■ **EXERCISE DIRECTIONS**:
Transcribe the listing word for word.

■ **Extracted data entries**:

+-------+

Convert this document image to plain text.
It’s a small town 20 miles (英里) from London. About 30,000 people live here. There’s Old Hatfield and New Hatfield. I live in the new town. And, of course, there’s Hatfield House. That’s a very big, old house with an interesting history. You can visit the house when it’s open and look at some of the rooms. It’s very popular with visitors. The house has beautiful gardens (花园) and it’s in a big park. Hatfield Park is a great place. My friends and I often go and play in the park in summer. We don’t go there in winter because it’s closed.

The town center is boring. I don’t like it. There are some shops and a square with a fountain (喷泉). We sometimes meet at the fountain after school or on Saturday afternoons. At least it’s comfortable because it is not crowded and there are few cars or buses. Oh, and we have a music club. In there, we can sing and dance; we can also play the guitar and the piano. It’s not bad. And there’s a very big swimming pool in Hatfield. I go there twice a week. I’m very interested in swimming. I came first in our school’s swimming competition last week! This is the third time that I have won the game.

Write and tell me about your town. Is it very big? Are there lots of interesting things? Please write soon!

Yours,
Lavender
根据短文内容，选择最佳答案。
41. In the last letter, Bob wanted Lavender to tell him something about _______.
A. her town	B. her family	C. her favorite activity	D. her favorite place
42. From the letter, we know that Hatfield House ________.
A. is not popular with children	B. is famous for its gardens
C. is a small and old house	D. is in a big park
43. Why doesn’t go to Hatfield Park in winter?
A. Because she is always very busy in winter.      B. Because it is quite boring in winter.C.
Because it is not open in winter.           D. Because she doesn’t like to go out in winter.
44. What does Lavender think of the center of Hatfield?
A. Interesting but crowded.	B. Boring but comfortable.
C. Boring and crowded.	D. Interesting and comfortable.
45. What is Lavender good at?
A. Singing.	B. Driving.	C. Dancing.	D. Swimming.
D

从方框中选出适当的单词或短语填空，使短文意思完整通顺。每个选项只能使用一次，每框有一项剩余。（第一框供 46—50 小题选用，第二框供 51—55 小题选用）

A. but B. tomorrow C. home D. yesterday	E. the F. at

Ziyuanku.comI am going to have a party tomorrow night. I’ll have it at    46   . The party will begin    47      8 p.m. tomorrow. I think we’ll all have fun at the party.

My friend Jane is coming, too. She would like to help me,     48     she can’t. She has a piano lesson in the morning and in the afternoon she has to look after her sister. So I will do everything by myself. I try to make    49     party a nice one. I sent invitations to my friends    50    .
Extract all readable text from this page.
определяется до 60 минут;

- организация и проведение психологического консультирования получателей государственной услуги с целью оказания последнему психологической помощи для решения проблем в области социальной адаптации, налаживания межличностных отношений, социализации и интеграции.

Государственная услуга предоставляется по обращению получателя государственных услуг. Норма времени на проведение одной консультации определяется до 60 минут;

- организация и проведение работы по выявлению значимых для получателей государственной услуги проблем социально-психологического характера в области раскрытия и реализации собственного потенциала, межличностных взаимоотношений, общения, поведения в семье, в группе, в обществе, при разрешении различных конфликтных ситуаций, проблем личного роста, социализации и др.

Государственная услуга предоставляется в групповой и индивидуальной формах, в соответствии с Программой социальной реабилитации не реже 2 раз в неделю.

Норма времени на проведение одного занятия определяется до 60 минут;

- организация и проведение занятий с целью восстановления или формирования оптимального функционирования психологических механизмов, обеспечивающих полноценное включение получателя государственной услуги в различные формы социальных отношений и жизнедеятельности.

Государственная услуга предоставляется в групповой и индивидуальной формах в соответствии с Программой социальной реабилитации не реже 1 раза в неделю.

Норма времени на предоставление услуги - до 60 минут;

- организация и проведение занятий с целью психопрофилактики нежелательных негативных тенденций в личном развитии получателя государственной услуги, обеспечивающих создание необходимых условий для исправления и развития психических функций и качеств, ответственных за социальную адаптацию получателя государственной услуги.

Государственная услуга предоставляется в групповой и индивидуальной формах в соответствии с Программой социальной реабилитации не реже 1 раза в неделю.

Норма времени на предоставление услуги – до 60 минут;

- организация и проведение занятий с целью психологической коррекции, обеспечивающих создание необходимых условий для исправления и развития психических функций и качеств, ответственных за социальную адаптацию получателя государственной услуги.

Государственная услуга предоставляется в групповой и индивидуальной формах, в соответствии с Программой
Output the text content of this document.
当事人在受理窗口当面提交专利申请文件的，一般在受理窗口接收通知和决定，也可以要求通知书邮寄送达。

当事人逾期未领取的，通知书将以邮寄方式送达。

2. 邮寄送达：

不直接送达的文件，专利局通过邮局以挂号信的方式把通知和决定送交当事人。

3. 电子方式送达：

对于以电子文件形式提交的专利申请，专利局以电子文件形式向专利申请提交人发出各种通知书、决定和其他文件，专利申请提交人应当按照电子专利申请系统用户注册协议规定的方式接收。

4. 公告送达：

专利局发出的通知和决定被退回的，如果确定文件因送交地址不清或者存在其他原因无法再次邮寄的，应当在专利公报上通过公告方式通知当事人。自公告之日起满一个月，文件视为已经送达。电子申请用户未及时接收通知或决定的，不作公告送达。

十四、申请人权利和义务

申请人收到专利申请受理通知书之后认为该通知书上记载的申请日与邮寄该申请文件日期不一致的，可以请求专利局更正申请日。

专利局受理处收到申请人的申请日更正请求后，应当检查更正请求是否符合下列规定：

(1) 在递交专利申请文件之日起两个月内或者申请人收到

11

+-------+

■ **THE RESPONSE**:
Convert this document image to plain text.
It’s a small town 20 miles (英里) from London. About 30,000 people live here. There’s Old Hatfield and New Hatfield. I live in the new town. And, of course, there’s Hatfield House. That’s a very big, old house with an interesting history. You can visit the house when it’s open and look at some of the rooms. It’s very popular with visitors. The house has beautiful gardens (花园) and it’s in a big park. Hatfield Park is a great place. My friends and I often go and play in the park in summer. We don’t go there in winter because it’s closed.

The town center is boring. I don’t like it. There are some shops and a square with a fountain (喷泉). We sometimes meet at the fountain after school or on Saturday afternoons. At least it’s comfortable because it is not crowded and there are few cars or buses. Oh, and we have a music club. In there, we can sing and dance; we can also play the guitar and the piano. It’s not bad. And there’s a very big swimming pool in Hatfield. I go there twice a week. I’m very interested in swimming. I came first in our school’s swimming competition last week! This is the third time that I have won the game.

Write and tell me about your town. Is it very big? Are there lots of interesting things? Please write soon!

Yours,
Lavender
根据短文内容，选择最佳答案。
41. In the last letter, Bob wanted Lavender to tell him something about _______.
A. her town	B. her family	C. her favorite activity	D. her favorite place
42. From the letter, we know that Hatfield House ________.
A. is not popular with children	B. is famous for its gardens
C. is a small and old house	D. is in a big park
43. Why doesn’t go to Hatfield Park in winter?
A. Because she is always very busy in winter.      B. Because it is quite boring in winter.C.
Because it is not open in winter.           D. Because she doesn’t like to go out in winter.
44. What does Lavender think of the center of Hatfield?
A. Interesting but crowded.	B. Boring but comfortable.
C. Boring and crowded.	D. Interesting and comfortable.
45. What is Lavender good at?
A. Singing.	B. Driving.	C. Dancing.	D. Swimming.
D

从方框中选出适当的单词或短语填空，使短文意思完整通顺。每个选项只能使用一次，每框有一项剩余。（第一框供 46—50 小题选用，第二框供 51—55 小题选用）

A. but B. tomorrow C. home D. yesterday	E. the F. at

Ziyuanku.comI am going to have a party tomorrow night. I’ll have it at    46   . The party will begin    47      8 p.m. tomorrow. I think we’ll all have fun at the party.

My friend Jane is coming, too. She would like to help me,     48     she can’t. She has a piano lesson in the morning and in the afternoon she has to look after her sister. So I will do everything by myself. I try to make    49     party a nice one. I sent invitations to my friends    50    .
Extract all readable text from this page.
определяется до 60 минут;

- организация и проведение психологического консультирования получателей государственной услуги с целью оказания последнему психологической помощи для решения проблем в области социальной адаптации, налаживания межличностных отношений, социализации и интеграции.

Государственная услуга предоставляется по обращению получателя государственных услуг. Норма времени на проведение одной консультации определяется до 60 минут;

- организация и проведение работы по выявлению значимых для получателей государственной услуги проблем социально-психологического характера в области раскрытия и реализации собственного потенциала, межличностных взаимоотношений, общения, поведения в семье, в группе, в обществе, при разрешении различных конфликтных ситуаций, проблем личного роста, социализации и др.

Государственная услуга предоставляется в групповой и индивидуальной формах, в соответствии с Программой социальной реабилитации не реже 2 раз в неделю.

Норма времени на проведение одного занятия определяется до 60 минут;

- организация и проведение занятий с целью восстановления или формирования оптимального функционирования психологических механизмов, обеспечивающих полноценное включение получателя государственной услуги в различные формы социальных отношений и жизнедеятельности.

Государственная услуга предоставляется в групповой и индивидуальной формах в соответствии с Программой социальной реабилитации не реже 1 раза в неделю.

Норма времени на предоставление услуги - до 60 минут;

- организация и проведение занятий с целью психопрофилактики нежелательных негативных тенденций в личном развитии получателя государственной услуги, обеспечивающих создание необходимых условий для исправления и развития психических функций и качеств, ответственных за социальную адаптацию получателя государственной услуги.

Государственная услуга предоставляется в групповой и индивидуальной формах в соответствии с Программой социальной реабилитации не реже 1 раза в неделю.

Норма времени на предоставление услуги – до 60 минут;

- организация и проведение занятий с целью психологической коррекции, обеспечивающих создание необходимых условий для исправления и развития психических функций и качеств, ответственных за социальную адаптацию получателя государственной услуги.

Государственная услуга предоставляется в групповой и индивидуальной формах, в соответствии с Программой
Output the text content of this document.
当事人在受理窗口当面提交专利申请文件的，一般在受理窗口接收通知和决定，也可以要求通知书邮寄送达。

当事人逾期未领取的，通知书将以邮寄方式送达。

2. 邮寄送达：

不直接送达的文件，专利局通过邮局以挂号信的方式把通知和决定送交当事人。

3. 电子方式送达：

对于以电子文件形式提交的专利申请，专利局以电子文件形式向专利申请提交人发出各种通知书、决定和其他文件，专利申请提交人应当按照电子专利申请系统用户注册协议规定的方式接收。

4. 公告送达：

专利局发出的通知和决定被退回的，如果确定文件因送交地址不清或者存在其他原因无法再次邮寄的，应当在专利公报上通过公告方式通知当事人。自公告之日起满一个月，文件视为已经送达。电子申请用户未及时接收通知或决定的，不作公告送达。

十四、申请人权利和义务

申请人收到专利申请受理通知书之后认为该通知书上记载的申请日与邮寄该申请文件日期不一致的，可以请求专利局更正申请日。

专利局受理处收到申请人的申请日更正请求后，应当检查更正请求是否符合下列规定：

(1) 在递交专利申请文件之日起两个月内或者申请人收到

11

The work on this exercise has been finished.